- WRITTEN INSTRUCTION: Find all lines in the listing that include the word "annually", then copy them.

[Entries from a dataset]
#####

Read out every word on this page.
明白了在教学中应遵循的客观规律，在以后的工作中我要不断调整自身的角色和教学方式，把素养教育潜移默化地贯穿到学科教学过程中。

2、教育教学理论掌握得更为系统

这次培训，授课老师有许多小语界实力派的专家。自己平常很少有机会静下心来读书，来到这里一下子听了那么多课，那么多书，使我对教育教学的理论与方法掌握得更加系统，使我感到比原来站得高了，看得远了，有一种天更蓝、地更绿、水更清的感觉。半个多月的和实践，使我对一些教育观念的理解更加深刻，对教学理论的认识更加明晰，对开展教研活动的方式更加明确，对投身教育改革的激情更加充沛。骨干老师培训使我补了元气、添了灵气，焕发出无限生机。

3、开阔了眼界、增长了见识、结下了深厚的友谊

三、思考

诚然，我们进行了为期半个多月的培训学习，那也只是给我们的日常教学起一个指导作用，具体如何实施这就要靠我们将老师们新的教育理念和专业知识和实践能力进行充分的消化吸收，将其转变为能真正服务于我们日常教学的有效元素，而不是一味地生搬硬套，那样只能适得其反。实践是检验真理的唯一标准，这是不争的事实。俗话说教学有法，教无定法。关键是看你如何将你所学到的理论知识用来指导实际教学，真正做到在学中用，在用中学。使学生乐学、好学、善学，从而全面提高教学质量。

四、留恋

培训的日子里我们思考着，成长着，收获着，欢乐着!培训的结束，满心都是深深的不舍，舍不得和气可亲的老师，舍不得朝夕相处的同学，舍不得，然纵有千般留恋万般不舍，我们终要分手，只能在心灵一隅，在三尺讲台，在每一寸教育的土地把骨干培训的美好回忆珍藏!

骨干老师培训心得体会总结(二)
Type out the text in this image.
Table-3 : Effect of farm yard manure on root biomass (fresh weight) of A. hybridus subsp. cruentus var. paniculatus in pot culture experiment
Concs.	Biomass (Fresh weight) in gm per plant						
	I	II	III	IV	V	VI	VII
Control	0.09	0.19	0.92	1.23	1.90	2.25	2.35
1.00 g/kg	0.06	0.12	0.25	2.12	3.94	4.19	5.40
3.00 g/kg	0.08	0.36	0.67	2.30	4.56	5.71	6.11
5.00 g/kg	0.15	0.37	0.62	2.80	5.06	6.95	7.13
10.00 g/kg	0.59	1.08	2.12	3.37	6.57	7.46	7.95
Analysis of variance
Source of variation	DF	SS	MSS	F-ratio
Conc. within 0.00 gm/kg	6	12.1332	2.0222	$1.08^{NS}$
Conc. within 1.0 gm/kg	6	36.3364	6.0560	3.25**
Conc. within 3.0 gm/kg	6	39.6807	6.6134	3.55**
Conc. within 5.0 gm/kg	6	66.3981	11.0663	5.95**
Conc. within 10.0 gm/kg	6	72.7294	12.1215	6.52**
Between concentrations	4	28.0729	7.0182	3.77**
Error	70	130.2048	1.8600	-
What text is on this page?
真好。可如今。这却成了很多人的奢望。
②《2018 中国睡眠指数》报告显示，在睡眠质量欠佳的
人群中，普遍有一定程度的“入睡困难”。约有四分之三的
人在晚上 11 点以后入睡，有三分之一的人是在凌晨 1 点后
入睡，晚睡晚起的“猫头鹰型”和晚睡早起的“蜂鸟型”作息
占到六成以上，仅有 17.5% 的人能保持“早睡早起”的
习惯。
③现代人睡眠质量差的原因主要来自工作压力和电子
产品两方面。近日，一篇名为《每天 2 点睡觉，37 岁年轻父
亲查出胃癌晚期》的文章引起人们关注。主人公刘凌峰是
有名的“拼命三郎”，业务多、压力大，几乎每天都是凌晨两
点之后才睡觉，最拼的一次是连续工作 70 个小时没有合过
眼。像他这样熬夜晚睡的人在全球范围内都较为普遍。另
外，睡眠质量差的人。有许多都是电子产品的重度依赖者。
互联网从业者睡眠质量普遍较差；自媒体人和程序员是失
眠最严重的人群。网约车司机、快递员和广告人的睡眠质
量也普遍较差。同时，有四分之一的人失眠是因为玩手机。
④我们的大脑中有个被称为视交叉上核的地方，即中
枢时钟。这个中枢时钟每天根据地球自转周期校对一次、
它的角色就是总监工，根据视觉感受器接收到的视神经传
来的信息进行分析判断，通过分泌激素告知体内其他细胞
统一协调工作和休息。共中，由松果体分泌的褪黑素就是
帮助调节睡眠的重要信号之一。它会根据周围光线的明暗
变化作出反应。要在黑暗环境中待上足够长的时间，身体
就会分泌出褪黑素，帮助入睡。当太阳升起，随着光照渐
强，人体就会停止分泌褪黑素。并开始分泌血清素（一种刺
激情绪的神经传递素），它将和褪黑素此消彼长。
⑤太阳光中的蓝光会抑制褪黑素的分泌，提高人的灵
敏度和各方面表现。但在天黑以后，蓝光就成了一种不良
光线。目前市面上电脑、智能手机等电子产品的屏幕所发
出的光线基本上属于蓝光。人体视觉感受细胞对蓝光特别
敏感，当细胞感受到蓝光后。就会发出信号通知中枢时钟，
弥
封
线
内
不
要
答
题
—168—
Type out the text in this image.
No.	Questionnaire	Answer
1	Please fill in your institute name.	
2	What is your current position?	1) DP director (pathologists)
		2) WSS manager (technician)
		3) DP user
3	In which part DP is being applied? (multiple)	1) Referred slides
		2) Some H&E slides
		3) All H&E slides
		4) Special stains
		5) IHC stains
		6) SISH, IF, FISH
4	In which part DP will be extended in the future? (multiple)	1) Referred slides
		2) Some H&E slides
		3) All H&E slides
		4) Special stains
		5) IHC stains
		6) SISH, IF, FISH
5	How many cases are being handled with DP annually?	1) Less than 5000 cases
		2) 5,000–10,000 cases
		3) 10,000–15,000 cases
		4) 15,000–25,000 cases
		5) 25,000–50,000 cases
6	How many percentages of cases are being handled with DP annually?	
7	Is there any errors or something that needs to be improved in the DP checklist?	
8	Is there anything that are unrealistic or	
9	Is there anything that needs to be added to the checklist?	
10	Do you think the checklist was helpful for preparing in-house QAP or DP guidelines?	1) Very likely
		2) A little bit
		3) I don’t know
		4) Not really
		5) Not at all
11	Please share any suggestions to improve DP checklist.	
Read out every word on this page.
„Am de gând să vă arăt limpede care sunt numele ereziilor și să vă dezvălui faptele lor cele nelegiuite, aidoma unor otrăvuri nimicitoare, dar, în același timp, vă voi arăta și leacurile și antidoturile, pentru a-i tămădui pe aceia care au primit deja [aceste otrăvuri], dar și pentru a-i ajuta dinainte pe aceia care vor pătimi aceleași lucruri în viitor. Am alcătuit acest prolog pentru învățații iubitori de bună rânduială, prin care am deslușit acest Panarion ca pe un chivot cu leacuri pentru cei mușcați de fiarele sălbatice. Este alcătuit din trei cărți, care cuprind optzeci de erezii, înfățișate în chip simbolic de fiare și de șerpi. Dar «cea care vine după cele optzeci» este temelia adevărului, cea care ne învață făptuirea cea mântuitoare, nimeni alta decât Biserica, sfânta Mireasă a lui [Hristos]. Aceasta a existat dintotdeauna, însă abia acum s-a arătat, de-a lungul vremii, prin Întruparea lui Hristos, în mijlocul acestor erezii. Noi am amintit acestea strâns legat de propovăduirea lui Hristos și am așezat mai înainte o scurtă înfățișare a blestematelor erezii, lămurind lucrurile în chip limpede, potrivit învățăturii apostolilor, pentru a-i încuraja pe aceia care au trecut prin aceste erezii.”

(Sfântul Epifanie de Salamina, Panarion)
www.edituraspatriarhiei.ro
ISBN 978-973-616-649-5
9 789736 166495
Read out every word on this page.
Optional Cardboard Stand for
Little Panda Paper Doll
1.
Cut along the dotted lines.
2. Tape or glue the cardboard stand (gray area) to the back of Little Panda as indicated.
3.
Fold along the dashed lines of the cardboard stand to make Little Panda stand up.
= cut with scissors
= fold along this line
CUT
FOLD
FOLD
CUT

#####

- PROBLEM SOLUTION:
5	How many cases are being handled with DP annually?	1) Less than 5000 cases
6	How many percentages of cases are being handled with DP annually?	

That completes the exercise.